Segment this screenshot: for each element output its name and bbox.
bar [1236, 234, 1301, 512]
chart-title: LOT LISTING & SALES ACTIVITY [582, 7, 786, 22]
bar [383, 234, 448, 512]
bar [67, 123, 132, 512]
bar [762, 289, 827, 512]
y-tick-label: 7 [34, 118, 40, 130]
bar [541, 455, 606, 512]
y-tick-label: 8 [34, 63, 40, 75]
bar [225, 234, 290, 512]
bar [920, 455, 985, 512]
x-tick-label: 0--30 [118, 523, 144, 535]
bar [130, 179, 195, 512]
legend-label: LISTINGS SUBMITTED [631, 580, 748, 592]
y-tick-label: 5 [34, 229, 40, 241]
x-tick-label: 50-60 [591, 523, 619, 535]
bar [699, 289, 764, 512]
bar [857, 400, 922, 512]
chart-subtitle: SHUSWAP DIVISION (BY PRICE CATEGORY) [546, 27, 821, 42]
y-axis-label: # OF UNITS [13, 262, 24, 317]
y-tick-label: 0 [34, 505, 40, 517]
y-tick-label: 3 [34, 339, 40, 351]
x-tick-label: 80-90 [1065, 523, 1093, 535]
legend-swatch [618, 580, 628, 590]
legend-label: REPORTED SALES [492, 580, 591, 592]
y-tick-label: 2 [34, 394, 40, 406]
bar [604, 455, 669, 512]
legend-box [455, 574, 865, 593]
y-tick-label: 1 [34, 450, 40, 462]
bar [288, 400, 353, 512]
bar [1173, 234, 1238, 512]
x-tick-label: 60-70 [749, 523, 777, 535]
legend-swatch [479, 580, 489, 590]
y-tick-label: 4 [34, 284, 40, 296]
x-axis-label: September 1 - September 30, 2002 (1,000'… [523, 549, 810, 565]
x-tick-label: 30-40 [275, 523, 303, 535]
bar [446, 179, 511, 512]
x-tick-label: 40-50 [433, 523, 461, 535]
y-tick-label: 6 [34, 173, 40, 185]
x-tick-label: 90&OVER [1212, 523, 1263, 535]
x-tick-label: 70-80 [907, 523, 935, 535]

====

Requirements » Copy the listing above word for word, keeping every line in its original order.

Result of the exercise »
Segment this screenshot: for each element output its name and bbox.
bar [1236, 234, 1301, 512]
chart-title: LOT LISTING & SALES ACTIVITY [582, 7, 786, 22]
bar [383, 234, 448, 512]
bar [67, 123, 132, 512]
bar [762, 289, 827, 512]
y-tick-label: 7 [34, 118, 40, 130]
bar [541, 455, 606, 512]
y-tick-label: 8 [34, 63, 40, 75]
bar [225, 234, 290, 512]
bar [920, 455, 985, 512]
x-tick-label: 0--30 [118, 523, 144, 535]
bar [130, 179, 195, 512]
legend-label: LISTINGS SUBMITTED [631, 580, 748, 592]
y-tick-label: 5 [34, 229, 40, 241]
x-tick-label: 50-60 [591, 523, 619, 535]
bar [699, 289, 764, 512]
bar [857, 400, 922, 512]
chart-subtitle: SHUSWAP DIVISION (BY PRICE CATEGORY) [546, 27, 821, 42]
y-axis-label: # OF UNITS [13, 262, 24, 317]
y-tick-label: 0 [34, 505, 40, 517]
y-tick-label: 3 [34, 339, 40, 351]
x-tick-label: 80-90 [1065, 523, 1093, 535]
legend-swatch [618, 580, 628, 590]
legend-label: REPORTED SALES [492, 580, 591, 592]
y-tick-label: 2 [34, 394, 40, 406]
bar [604, 455, 669, 512]
legend-box [455, 574, 865, 593]
y-tick-label: 1 [34, 450, 40, 462]
bar [288, 400, 353, 512]
bar [1173, 234, 1238, 512]
x-tick-label: 60-70 [749, 523, 777, 535]
legend-swatch [479, 580, 489, 590]
y-tick-label: 4 [34, 284, 40, 296]
x-axis-label: September 1 - September 30, 2002 (1,000'… [523, 549, 810, 565]
x-tick-label: 30-40 [275, 523, 303, 535]
bar [446, 179, 511, 512]
x-tick-label: 40-50 [433, 523, 461, 535]
y-tick-label: 6 [34, 173, 40, 185]
x-tick-label: 90&OVER [1212, 523, 1263, 535]
x-tick-label: 70-80 [907, 523, 935, 535]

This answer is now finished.